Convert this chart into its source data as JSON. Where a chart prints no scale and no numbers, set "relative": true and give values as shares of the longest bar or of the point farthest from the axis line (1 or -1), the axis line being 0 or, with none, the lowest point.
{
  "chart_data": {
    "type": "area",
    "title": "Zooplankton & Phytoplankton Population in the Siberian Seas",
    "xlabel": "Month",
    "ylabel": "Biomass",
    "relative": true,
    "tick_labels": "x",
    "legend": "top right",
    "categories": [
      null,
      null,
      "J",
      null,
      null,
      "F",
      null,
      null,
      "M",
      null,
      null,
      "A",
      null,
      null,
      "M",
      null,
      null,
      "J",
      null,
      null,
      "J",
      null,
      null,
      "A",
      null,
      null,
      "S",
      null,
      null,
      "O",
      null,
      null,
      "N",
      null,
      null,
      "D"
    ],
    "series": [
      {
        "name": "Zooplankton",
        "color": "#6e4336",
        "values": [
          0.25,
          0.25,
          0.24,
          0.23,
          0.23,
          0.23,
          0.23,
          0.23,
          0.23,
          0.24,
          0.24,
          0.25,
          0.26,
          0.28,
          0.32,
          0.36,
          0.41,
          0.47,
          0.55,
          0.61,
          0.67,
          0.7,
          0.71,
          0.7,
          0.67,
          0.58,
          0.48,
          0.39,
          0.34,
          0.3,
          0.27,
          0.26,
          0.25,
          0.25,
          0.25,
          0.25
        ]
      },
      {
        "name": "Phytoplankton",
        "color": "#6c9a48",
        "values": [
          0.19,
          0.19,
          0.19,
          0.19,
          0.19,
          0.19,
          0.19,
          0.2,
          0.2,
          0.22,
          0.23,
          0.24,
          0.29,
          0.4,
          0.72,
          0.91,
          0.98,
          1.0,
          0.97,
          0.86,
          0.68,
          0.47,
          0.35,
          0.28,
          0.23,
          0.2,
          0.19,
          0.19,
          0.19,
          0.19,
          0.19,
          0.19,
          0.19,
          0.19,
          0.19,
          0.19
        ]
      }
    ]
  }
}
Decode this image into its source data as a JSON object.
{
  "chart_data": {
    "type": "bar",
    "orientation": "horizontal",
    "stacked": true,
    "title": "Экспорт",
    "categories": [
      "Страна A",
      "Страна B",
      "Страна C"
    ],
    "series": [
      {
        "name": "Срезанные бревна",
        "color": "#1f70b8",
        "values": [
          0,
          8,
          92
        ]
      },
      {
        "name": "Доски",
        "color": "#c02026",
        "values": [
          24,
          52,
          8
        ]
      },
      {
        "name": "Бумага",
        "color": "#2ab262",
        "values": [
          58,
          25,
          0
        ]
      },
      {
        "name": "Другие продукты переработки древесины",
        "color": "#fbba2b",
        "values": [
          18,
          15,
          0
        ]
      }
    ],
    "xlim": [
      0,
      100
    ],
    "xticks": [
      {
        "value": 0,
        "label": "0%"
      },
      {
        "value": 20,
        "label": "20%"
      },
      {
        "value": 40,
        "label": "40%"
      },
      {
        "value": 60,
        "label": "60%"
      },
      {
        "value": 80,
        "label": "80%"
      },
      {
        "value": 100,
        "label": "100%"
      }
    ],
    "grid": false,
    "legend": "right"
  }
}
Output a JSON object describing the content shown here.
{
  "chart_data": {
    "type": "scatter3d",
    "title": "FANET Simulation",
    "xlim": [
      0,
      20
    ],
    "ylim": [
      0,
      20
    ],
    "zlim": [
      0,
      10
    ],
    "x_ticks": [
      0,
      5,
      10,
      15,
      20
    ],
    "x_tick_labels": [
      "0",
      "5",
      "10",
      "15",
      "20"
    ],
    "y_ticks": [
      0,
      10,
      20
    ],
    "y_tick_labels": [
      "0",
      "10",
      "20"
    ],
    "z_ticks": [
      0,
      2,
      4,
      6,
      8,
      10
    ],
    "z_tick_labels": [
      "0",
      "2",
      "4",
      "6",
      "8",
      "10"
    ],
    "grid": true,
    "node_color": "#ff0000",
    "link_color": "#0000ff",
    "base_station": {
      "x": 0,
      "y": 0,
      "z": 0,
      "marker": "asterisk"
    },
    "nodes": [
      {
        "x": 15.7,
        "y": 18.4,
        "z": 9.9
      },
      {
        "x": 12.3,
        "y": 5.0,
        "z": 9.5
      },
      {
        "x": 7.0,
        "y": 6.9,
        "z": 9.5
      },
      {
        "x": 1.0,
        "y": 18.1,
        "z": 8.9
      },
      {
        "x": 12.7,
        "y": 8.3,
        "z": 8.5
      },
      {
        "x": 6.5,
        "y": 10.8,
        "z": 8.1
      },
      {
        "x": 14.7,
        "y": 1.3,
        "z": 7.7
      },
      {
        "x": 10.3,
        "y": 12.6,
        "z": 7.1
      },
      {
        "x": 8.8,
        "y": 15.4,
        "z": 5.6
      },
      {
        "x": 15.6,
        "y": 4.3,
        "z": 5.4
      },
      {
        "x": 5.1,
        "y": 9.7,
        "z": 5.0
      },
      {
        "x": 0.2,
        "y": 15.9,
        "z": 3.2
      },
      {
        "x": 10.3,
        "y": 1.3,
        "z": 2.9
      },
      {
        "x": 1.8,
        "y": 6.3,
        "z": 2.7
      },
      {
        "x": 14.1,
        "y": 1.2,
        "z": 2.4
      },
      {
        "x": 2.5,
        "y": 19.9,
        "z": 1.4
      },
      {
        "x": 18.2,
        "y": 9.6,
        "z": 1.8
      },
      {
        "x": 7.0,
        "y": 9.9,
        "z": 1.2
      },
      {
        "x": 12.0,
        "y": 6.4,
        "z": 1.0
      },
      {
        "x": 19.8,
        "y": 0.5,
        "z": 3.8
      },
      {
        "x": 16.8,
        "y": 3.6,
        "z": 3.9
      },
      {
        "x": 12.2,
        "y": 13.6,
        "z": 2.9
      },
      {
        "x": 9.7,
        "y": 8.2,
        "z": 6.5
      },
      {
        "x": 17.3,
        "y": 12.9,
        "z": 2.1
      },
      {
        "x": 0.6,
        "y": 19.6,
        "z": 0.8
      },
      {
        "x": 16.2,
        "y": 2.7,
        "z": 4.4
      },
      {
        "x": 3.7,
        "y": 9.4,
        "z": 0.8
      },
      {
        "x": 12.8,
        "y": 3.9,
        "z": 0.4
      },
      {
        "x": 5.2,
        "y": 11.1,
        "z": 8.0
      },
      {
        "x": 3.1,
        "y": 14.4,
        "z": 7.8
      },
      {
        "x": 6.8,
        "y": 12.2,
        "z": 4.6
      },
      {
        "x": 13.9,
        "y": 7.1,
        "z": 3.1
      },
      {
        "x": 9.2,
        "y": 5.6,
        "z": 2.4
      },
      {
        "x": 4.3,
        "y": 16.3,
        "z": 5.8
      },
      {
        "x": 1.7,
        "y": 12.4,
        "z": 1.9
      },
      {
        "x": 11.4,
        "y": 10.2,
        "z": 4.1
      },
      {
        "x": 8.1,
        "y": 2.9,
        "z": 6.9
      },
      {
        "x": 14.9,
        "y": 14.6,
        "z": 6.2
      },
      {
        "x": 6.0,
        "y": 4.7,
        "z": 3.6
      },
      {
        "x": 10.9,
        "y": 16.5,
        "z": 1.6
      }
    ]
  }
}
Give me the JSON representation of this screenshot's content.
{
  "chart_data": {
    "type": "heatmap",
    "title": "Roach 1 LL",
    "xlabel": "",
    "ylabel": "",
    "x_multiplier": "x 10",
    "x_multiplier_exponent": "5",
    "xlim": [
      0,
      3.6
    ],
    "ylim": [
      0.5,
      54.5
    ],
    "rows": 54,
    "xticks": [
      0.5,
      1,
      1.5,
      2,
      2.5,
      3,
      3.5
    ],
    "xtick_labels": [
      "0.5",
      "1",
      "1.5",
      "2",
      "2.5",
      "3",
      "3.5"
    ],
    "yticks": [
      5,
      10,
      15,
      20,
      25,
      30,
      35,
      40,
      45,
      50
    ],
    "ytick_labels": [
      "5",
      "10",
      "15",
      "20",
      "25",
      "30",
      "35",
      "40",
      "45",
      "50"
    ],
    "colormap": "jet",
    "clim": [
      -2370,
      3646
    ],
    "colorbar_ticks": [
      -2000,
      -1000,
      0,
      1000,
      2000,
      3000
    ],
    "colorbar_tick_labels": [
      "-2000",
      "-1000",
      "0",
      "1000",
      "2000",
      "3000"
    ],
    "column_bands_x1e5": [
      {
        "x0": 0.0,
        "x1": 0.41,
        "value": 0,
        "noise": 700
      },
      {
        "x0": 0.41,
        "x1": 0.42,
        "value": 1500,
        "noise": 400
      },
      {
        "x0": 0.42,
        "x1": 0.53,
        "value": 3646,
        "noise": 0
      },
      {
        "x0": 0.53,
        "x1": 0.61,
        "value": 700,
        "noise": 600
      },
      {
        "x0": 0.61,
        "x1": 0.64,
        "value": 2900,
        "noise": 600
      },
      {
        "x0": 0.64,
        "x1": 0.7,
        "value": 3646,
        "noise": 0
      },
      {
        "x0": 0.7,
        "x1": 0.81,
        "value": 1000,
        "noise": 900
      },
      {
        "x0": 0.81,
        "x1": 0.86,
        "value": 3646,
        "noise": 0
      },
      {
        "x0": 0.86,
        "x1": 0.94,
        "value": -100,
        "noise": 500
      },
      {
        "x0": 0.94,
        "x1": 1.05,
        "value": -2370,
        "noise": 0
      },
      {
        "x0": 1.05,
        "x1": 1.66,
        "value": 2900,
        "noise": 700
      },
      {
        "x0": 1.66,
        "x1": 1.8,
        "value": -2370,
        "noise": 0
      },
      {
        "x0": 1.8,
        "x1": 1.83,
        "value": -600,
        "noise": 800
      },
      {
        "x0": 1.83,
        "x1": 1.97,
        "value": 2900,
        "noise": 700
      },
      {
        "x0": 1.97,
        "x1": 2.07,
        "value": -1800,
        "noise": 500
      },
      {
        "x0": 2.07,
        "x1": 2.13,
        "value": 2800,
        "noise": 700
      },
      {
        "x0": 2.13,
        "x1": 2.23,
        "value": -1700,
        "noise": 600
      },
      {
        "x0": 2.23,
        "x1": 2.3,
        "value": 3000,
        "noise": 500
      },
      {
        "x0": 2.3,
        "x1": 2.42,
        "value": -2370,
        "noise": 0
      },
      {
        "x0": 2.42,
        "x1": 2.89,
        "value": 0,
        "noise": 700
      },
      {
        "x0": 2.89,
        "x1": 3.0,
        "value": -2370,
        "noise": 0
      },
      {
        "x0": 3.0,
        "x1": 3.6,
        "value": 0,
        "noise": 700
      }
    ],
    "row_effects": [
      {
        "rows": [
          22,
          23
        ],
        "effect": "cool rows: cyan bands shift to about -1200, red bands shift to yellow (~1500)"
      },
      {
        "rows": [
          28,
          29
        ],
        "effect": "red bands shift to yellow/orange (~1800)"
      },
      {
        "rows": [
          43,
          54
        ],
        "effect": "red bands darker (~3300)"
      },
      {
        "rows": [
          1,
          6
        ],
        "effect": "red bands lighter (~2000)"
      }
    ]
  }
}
◆ ◆ ◆ ◆ ◆ ◆ ◆
== WHAT IS ASKED ==
Identify how many lines in the entries above contain the word "relative" and provide only that figure.

== EXERCISE RESPONSE ==
2